THE TASK >>
Write the data below out exactly as it stands. Do not include the pictures.

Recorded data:
---+---

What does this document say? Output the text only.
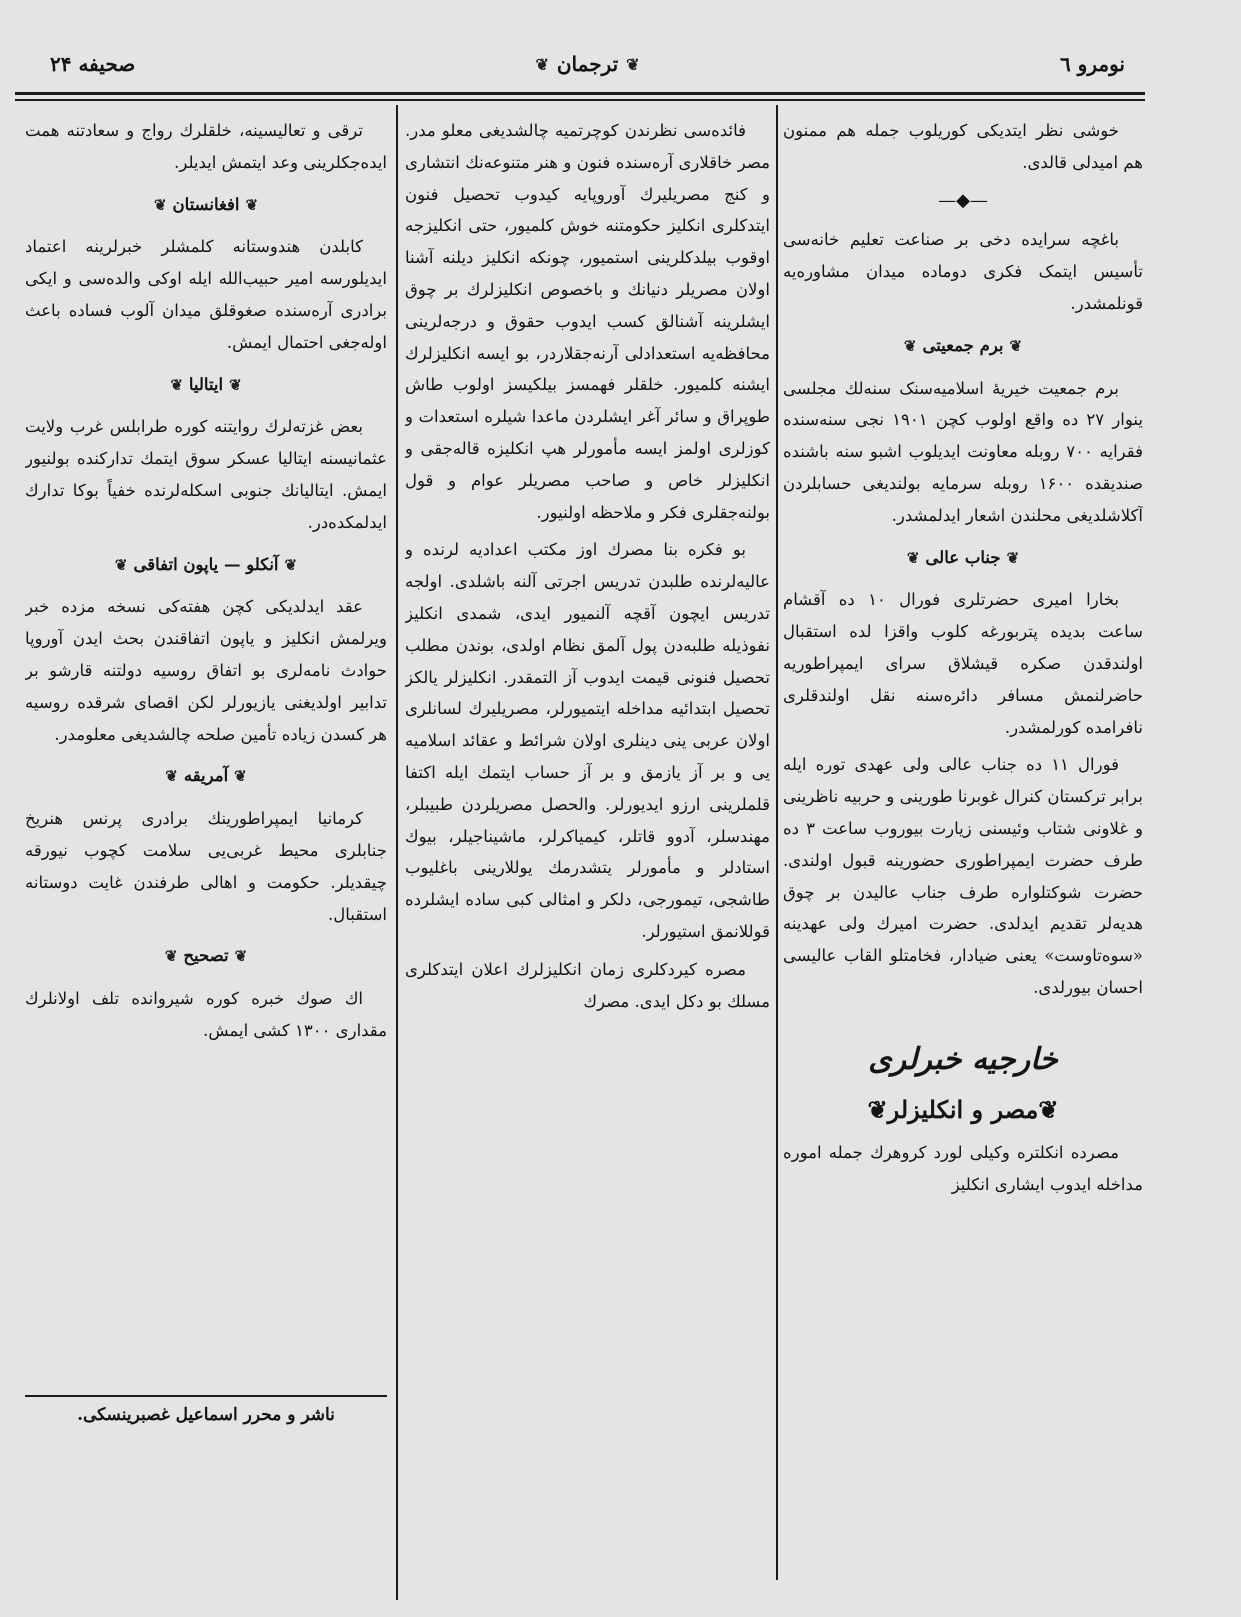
صحیفه ۲۴	❦
ترجمان
❦	نومرو ٦

خوشی نظر ایتدیکی کوریلوب جمله هم ممنون هم امیدلی قالدی.

—◆—

باغچه سرایده دخی بر صناعت تعلیم خانه‌سی تأسیس ایتمک فکری دوماده میدان مشاوره‌یه قونلمشدر.

❦برم جمعیتی❦

برم جمعیت خیریهٔ اسلامیه‌سنک سنه‌لك مجلسی ینوار ۲۷ ده واقع اولوب کچن ۱۹۰۱ نجی سنه‌سنده فقرایه ۷۰۰ روبله معاونت ایدیلوب اشبو سنه باشنده صندیقده ۱۶۰۰ روبله سرمایه بولندیغی حسابلردن آکلاشلدیغی محلندن اشعار ایدلمشدر.

❦جناب عالی❦

بخارا امیری حضرتلری فورال ۱۰ ده آقشام ساعت بدیده پتربورغه کلوب واقزا لده استقبال اولندقدن صکره قیشلاق سرای ایمپراطوریه حاضرلنمش مسافر دائره‌سنه نقل اولندقلری نافرامده کورلمشدر.

فورال ۱۱ ده جناب عالی ولی عهدی توره ایله برابر ترکستان کنرال غوبرنا طورینی و حربیه ناظرینی و غلاونی شتاب وئیسنی زیارت بیوروب ساعت ۳ ده طرف حضرت ایمپراطوری حضورینه قبول اولندی. حضرت شوکتلواره طرف جناب عالیدن بر چوق هدیه‌لر تقدیم ایدلدی. حضرت امیرك ولی عهدینه «سوه‌تاوست» یعنی ضیادار، فخامتلو القاب عالیسی احسان بیورلدی.

خارجیه خبرلری
❦مصر و انکلیزلر❦

مصرده انکلتره وکیلی لورد کروهرك جمله اموره مداخله ایدوب ایشاری انکلیز

فائده‌سی نظرندن کوچرتمیه چالشدیغی معلو مدر. مصر خاقلاری آره‌سنده فنون و هنر متنوعه‌نك انتشاری و کنج مصریلیرك آوروپایه کیدوب تحصیل فنون ایتدکلری انکلیز حکومتنه خوش کلمیور، حتی انکلیزجه اوقوب بیلدکلرینی استمیور، چونکه انکلیز دیلنه آشنا اولان مصریلر دنیانك و باخصوص انکلیزلرك بر چوق ایشلرینه آشنالق کسب ایدوب حقوق و درجه‌لرینی محافظه‌یه استعدادلی آرنه‌جقلاردر، بو ایسه انکلیزلرك ایشنه کلمیور. خلقلر فهمسز بیلکیسز اولوب طاش طوپراق و سائر آغر ایشلردن ماعدا شیلره استعدات و کوزلری اولمز ایسه مأمورلر هپ انکلیزه قاله‌جقی و انکلیزلر خاص و صاحب مصریلر عوام و قول بولنه‌جقلری فکر و ملاحظه اولنیور.

بو فکره بنا مصرك اوز مکتب اعدادیه لرنده و عالیه‌لرنده طلبدن تدریس اجرتی آلنه باشلدی. اولجه تدریس ایچون آقچه آلنمیور ایدی، شمدی انکلیز نفوذیله طلبه‌دن پول آلمق نظام اولدی، بوندن مطلب تحصیل فنونی قیمت ایدوب آز التمقدر. انکلیزلر یالکز تحصیل ابتدائیه مداخله ایتمیورلر، مصریلیرك لسانلری اولان عربی ینی دینلری اولان شرائط و عقائد اسلامیه یی و بر آز یازمق و بر آز حساب ایتمك ایله اکتفا قلملرینی ارزو ایدیورلر. والحصل مصریلردن طبیبلر، مهندسلر، آدوو قاتلر، کیمیاکرلر، ماشیناجیلر، بیوك استادلر و مأمورلر یتشدرمك یوللارینی باغلیوب طاشجی، تیمورجی، دلکر و امثالی کبی ساده ایشلرده قوللانمق استیورلر.

مصره کیردکلری زمان انکلیزلرك اعلان ایتدکلری مسلك بو دکل ایدی. مصرك

ترقی و تعالیسینه، خلقلرك رواج و سعادتنه همت ایده‌جکلرینی وعد ایتمش ایدیلر.

❦افغانستان❦

کابلدن هندوستانه کلمشلر خبرلرینه اعتماد ایدیلورسه امیر حبیب‌الله ایله اوکی والده‌سی و ایکی برادری آره‌سنده صغوقلق میدان آلوب فساده باعث اوله‌جغی احتمال ایمش.

❦ایتالیا❦

بعض غزته‌لرك روایتنه کوره طرابلس غرب ولایت عثمانیسنه ایتالیا عسکر سوق ایتمك تدارکنده بولنیور ایمش. ایتالیانك جنوبی اسکله‌لرنده خفیاً بوکا تدارك ایدلمکده‌در.

❦آنکلو — یاپون اتفاقی❦

عقد ایدلدیکی کچن هفته‌کی نسخه مزده خبر ویرلمش انکلیز و یاپون اتفاقندن بحث ایدن آوروپا حوادث نامه‌لری بو اتفاق روسیه دولتنه قارشو بر تدابیر اولدیغنی یازیورلر لکن اقصای شرقده روسیه هر کسدن زیاده تأمین صلحه چالشدیغی معلومدر.

❦آمریقه❦

کرمانیا ایمپراطورینك برادری پرنس هنریخ جنابلری محیط غربی‌یی سلامت کچوب نیورقه چیقدیلر. حکومت و اهالی طرفندن غایت دوستانه استقبال.

❦تصحیح❦

اك صوك خبره کوره شیروانده تلف اولانلرك مقداری ۱۳۰۰ کشی ایمش.

ناشر و محرر اسماعیل غصبرینسکی.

---+---

COMPLETE OUTPUT >>
What does this document say? Output the text only.
صحیفه ۲۴	❦
ترجمان
❦	نومرو ٦

خوشی نظر ایتدیکی کوریلوب جمله هم ممنون هم امیدلی قالدی.

—◆—

باغچه سرایده دخی بر صناعت تعلیم خانه‌سی تأسیس ایتمک فکری دوماده میدان مشاوره‌یه قونلمشدر.

❦برم جمعیتی❦

برم جمعیت خیریهٔ اسلامیه‌سنک سنه‌لك مجلسی ینوار ۲۷ ده واقع اولوب کچن ۱۹۰۱ نجی سنه‌سنده فقرایه ۷۰۰ روبله معاونت ایدیلوب اشبو سنه باشنده صندیقده ۱۶۰۰ روبله سرمایه بولندیغی حسابلردن آکلاشلدیغی محلندن اشعار ایدلمشدر.

❦جناب عالی❦

بخارا امیری حضرتلری فورال ۱۰ ده آقشام ساعت بدیده پتربورغه کلوب واقزا لده استقبال اولندقدن صکره قیشلاق سرای ایمپراطوریه حاضرلنمش مسافر دائره‌سنه نقل اولندقلری نافرامده کورلمشدر.

فورال ۱۱ ده جناب عالی ولی عهدی توره ایله برابر ترکستان کنرال غوبرنا طورینی و حربیه ناظرینی و غلاونی شتاب وئیسنی زیارت بیوروب ساعت ۳ ده طرف حضرت ایمپراطوری حضورینه قبول اولندی. حضرت شوکتلواره طرف جناب عالیدن بر چوق هدیه‌لر تقدیم ایدلدی. حضرت امیرك ولی عهدینه «سوه‌تاوست» یعنی ضیادار، فخامتلو القاب عالیسی احسان بیورلدی.

خارجیه خبرلری
❦مصر و انکلیزلر❦

مصرده انکلتره وکیلی لورد کروهرك جمله اموره مداخله ایدوب ایشاری انکلیز

فائده‌سی نظرندن کوچرتمیه چالشدیغی معلو مدر. مصر خاقلاری آره‌سنده فنون و هنر متنوعه‌نك انتشاری و کنج مصریلیرك آوروپایه کیدوب تحصیل فنون ایتدکلری انکلیز حکومتنه خوش کلمیور، حتی انکلیزجه اوقوب بیلدکلرینی استمیور، چونکه انکلیز دیلنه آشنا اولان مصریلر دنیانك و باخصوص انکلیزلرك بر چوق ایشلرینه آشنالق کسب ایدوب حقوق و درجه‌لرینی محافظه‌یه استعدادلی آرنه‌جقلاردر، بو ایسه انکلیزلرك ایشنه کلمیور. خلقلر فهمسز بیلکیسز اولوب طاش طوپراق و سائر آغر ایشلردن ماعدا شیلره استعدات و کوزلری اولمز ایسه مأمورلر هپ انکلیزه قاله‌جقی و انکلیزلر خاص و صاحب مصریلر عوام و قول بولنه‌جقلری فکر و ملاحظه اولنیور.

بو فکره بنا مصرك اوز مکتب اعدادیه لرنده و عالیه‌لرنده طلبدن تدریس اجرتی آلنه باشلدی. اولجه تدریس ایچون آقچه آلنمیور ایدی، شمدی انکلیز نفوذیله طلبه‌دن پول آلمق نظام اولدی، بوندن مطلب تحصیل فنونی قیمت ایدوب آز التمقدر. انکلیزلر یالکز تحصیل ابتدائیه مداخله ایتمیورلر، مصریلیرك لسانلری اولان عربی ینی دینلری اولان شرائط و عقائد اسلامیه یی و بر آز یازمق و بر آز حساب ایتمك ایله اکتفا قلملرینی ارزو ایدیورلر. والحصل مصریلردن طبیبلر، مهندسلر، آدوو قاتلر، کیمیاکرلر، ماشیناجیلر، بیوك استادلر و مأمورلر یتشدرمك یوللارینی باغلیوب طاشجی، تیمورجی، دلکر و امثالی کبی ساده ایشلرده قوللانمق استیورلر.

مصره کیردکلری زمان انکلیزلرك اعلان ایتدکلری مسلك بو دکل ایدی. مصرك

ترقی و تعالیسینه، خلقلرك رواج و سعادتنه همت ایده‌جکلرینی وعد ایتمش ایدیلر.

❦افغانستان❦

کابلدن هندوستانه کلمشلر خبرلرینه اعتماد ایدیلورسه امیر حبیب‌الله ایله اوکی والده‌سی و ایکی برادری آره‌سنده صغوقلق میدان آلوب فساده باعث اوله‌جغی احتمال ایمش.

❦ایتالیا❦

بعض غزته‌لرك روایتنه کوره طرابلس غرب ولایت عثمانیسنه ایتالیا عسکر سوق ایتمك تدارکنده بولنیور ایمش. ایتالیانك جنوبی اسکله‌لرنده خفیاً بوکا تدارك ایدلمکده‌در.

❦آنکلو — یاپون اتفاقی❦

عقد ایدلدیکی کچن هفته‌کی نسخه مزده خبر ویرلمش انکلیز و یاپون اتفاقندن بحث ایدن آوروپا حوادث نامه‌لری بو اتفاق روسیه دولتنه قارشو بر تدابیر اولدیغنی یازیورلر لکن اقصای شرقده روسیه هر کسدن زیاده تأمین صلحه چالشدیغی معلومدر.

❦آمریقه❦

کرمانیا ایمپراطورینك برادری پرنس هنریخ جنابلری محیط غربی‌یی سلامت کچوب نیورقه چیقدیلر. حکومت و اهالی طرفندن غایت دوستانه استقبال.

❦تصحیح❦

اك صوك خبره کوره شیروانده تلف اولانلرك مقداری ۱۳۰۰ کشی ایمش.

ناشر و محرر اسماعیل غصبرینسکی.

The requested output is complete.